Problem —
Extract every line of the material below and reproduce it faithfully.
BEGIN Input rows
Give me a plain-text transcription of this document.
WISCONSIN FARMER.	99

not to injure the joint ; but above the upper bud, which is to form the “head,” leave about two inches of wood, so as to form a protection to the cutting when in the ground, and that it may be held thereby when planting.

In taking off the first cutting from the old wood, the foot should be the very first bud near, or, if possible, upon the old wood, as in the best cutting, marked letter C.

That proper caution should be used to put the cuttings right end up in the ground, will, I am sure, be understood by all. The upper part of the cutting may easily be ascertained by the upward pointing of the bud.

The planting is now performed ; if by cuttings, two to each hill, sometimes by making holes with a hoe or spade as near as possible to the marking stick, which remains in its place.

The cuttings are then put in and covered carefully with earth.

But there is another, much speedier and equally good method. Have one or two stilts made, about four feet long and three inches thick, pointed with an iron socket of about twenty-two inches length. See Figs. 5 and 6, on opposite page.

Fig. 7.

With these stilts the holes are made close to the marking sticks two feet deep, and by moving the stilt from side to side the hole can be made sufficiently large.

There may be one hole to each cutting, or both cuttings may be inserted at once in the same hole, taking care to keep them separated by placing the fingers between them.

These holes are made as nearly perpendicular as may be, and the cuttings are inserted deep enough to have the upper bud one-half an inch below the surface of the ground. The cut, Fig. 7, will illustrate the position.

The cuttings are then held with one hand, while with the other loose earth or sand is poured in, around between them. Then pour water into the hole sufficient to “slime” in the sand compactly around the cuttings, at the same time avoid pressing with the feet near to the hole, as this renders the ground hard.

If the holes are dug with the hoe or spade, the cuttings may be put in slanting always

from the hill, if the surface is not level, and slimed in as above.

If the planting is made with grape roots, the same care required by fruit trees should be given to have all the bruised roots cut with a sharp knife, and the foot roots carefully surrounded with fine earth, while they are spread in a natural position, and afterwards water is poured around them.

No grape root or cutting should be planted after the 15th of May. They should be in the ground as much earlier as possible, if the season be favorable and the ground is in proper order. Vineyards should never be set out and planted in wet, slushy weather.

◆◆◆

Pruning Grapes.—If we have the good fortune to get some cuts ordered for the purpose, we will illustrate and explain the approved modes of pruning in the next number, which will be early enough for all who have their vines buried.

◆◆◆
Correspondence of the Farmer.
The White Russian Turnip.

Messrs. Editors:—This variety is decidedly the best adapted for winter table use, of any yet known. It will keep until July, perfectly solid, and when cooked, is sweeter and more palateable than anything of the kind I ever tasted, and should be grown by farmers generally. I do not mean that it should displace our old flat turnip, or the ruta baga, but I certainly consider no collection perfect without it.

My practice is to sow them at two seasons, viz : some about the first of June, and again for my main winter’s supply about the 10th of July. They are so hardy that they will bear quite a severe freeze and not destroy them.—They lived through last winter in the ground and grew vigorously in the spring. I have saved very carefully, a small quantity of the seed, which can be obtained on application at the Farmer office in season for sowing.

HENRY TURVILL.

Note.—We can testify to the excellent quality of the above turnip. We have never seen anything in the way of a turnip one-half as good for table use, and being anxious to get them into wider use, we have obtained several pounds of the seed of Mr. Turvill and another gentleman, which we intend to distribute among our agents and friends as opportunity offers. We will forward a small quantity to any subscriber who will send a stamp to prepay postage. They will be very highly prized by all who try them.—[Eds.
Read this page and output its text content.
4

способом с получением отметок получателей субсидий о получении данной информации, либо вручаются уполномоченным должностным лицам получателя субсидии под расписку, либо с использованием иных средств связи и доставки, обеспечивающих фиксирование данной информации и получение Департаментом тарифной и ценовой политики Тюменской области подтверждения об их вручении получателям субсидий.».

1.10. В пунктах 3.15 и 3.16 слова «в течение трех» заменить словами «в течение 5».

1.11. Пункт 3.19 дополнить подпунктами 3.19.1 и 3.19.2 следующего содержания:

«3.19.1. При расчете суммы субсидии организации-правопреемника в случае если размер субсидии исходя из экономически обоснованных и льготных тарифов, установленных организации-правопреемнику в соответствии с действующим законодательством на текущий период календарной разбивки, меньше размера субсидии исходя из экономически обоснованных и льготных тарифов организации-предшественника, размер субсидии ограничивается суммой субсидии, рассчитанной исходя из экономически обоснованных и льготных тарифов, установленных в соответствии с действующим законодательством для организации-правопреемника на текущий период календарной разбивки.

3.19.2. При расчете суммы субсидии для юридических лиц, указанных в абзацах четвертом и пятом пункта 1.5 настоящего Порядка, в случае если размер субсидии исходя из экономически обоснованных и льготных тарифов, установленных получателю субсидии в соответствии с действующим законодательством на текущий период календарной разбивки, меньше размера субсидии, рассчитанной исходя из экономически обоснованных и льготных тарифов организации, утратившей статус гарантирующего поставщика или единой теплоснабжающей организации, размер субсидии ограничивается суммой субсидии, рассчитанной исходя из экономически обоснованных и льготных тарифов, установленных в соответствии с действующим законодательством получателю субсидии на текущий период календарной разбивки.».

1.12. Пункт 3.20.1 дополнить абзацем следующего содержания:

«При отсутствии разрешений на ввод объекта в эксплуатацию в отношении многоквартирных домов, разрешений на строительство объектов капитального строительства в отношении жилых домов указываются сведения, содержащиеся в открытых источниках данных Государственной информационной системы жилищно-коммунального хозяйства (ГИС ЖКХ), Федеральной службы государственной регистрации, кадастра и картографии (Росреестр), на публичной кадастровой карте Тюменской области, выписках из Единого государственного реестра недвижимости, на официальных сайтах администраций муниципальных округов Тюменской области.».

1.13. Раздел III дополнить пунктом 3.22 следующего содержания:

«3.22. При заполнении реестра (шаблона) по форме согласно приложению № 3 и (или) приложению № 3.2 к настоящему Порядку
END Input rows
Solution below —
Give me a plain-text transcription of this document.
WISCONSIN FARMER.	99

not to injure the joint ; but above the upper bud, which is to form the “head,” leave about two inches of wood, so as to form a protection to the cutting when in the ground, and that it may be held thereby when planting.

In taking off the first cutting from the old wood, the foot should be the very first bud near, or, if possible, upon the old wood, as in the best cutting, marked letter C.

That proper caution should be used to put the cuttings right end up in the ground, will, I am sure, be understood by all. The upper part of the cutting may easily be ascertained by the upward pointing of the bud.

The planting is now performed ; if by cuttings, two to each hill, sometimes by making holes with a hoe or spade as near as possible to the marking stick, which remains in its place.

The cuttings are then put in and covered carefully with earth.

But there is another, much speedier and equally good method. Have one or two stilts made, about four feet long and three inches thick, pointed with an iron socket of about twenty-two inches length. See Figs. 5 and 6, on opposite page.

Fig. 7.

With these stilts the holes are made close to the marking sticks two feet deep, and by moving the stilt from side to side the hole can be made sufficiently large.

There may be one hole to each cutting, or both cuttings may be inserted at once in the same hole, taking care to keep them separated by placing the fingers between them.

These holes are made as nearly perpendicular as may be, and the cuttings are inserted deep enough to have the upper bud one-half an inch below the surface of the ground. The cut, Fig. 7, will illustrate the position.

The cuttings are then held with one hand, while with the other loose earth or sand is poured in, around between them. Then pour water into the hole sufficient to “slime” in the sand compactly around the cuttings, at the same time avoid pressing with the feet near to the hole, as this renders the ground hard.

If the holes are dug with the hoe or spade, the cuttings may be put in slanting always

from the hill, if the surface is not level, and slimed in as above.

If the planting is made with grape roots, the same care required by fruit trees should be given to have all the bruised roots cut with a sharp knife, and the foot roots carefully surrounded with fine earth, while they are spread in a natural position, and afterwards water is poured around them.

No grape root or cutting should be planted after the 15th of May. They should be in the ground as much earlier as possible, if the season be favorable and the ground is in proper order. Vineyards should never be set out and planted in wet, slushy weather.

◆◆◆

Pruning Grapes.—If we have the good fortune to get some cuts ordered for the purpose, we will illustrate and explain the approved modes of pruning in the next number, which will be early enough for all who have their vines buried.

◆◆◆
Correspondence of the Farmer.
The White Russian Turnip.

Messrs. Editors:—This variety is decidedly the best adapted for winter table use, of any yet known. It will keep until July, perfectly solid, and when cooked, is sweeter and more palateable than anything of the kind I ever tasted, and should be grown by farmers generally. I do not mean that it should displace our old flat turnip, or the ruta baga, but I certainly consider no collection perfect without it.

My practice is to sow them at two seasons, viz : some about the first of June, and again for my main winter’s supply about the 10th of July. They are so hardy that they will bear quite a severe freeze and not destroy them.—They lived through last winter in the ground and grew vigorously in the spring. I have saved very carefully, a small quantity of the seed, which can be obtained on application at the Farmer office in season for sowing.

HENRY TURVILL.

Note.—We can testify to the excellent quality of the above turnip. We have never seen anything in the way of a turnip one-half as good for table use, and being anxious to get them into wider use, we have obtained several pounds of the seed of Mr. Turvill and another gentleman, which we intend to distribute among our agents and friends as opportunity offers. We will forward a small quantity to any subscriber who will send a stamp to prepay postage. They will be very highly prized by all who try them.—[Eds.
Read this page and output its text content.
4

способом с получением отметок получателей субсидий о получении данной информации, либо вручаются уполномоченным должностным лицам получателя субсидии под расписку, либо с использованием иных средств связи и доставки, обеспечивающих фиксирование данной информации и получение Департаментом тарифной и ценовой политики Тюменской области подтверждения об их вручении получателям субсидий.».

1.10. В пунктах 3.15 и 3.16 слова «в течение трех» заменить словами «в течение 5».

1.11. Пункт 3.19 дополнить подпунктами 3.19.1 и 3.19.2 следующего содержания:

«3.19.1. При расчете суммы субсидии организации-правопреемника в случае если размер субсидии исходя из экономически обоснованных и льготных тарифов, установленных организации-правопреемнику в соответствии с действующим законодательством на текущий период календарной разбивки, меньше размера субсидии исходя из экономически обоснованных и льготных тарифов организации-предшественника, размер субсидии ограничивается суммой субсидии, рассчитанной исходя из экономически обоснованных и льготных тарифов, установленных в соответствии с действующим законодательством для организации-правопреемника на текущий период календарной разбивки.

3.19.2. При расчете суммы субсидии для юридических лиц, указанных в абзацах четвертом и пятом пункта 1.5 настоящего Порядка, в случае если размер субсидии исходя из экономически обоснованных и льготных тарифов, установленных получателю субсидии в соответствии с действующим законодательством на текущий период календарной разбивки, меньше размера субсидии, рассчитанной исходя из экономически обоснованных и льготных тарифов организации, утратившей статус гарантирующего поставщика или единой теплоснабжающей организации, размер субсидии ограничивается суммой субсидии, рассчитанной исходя из экономически обоснованных и льготных тарифов, установленных в соответствии с действующим законодательством получателю субсидии на текущий период календарной разбивки.».

1.12. Пункт 3.20.1 дополнить абзацем следующего содержания:

«При отсутствии разрешений на ввод объекта в эксплуатацию в отношении многоквартирных домов, разрешений на строительство объектов капитального строительства в отношении жилых домов указываются сведения, содержащиеся в открытых источниках данных Государственной информационной системы жилищно-коммунального хозяйства (ГИС ЖКХ), Федеральной службы государственной регистрации, кадастра и картографии (Росреестр), на публичной кадастровой карте Тюменской области, выписках из Единого государственного реестра недвижимости, на официальных сайтах администраций муниципальных округов Тюменской области.».

1.13. Раздел III дополнить пунктом 3.22 следующего содержания:

«3.22. При заполнении реестра (шаблона) по форме согласно приложению № 3 и (или) приложению № 3.2 к настоящему Порядку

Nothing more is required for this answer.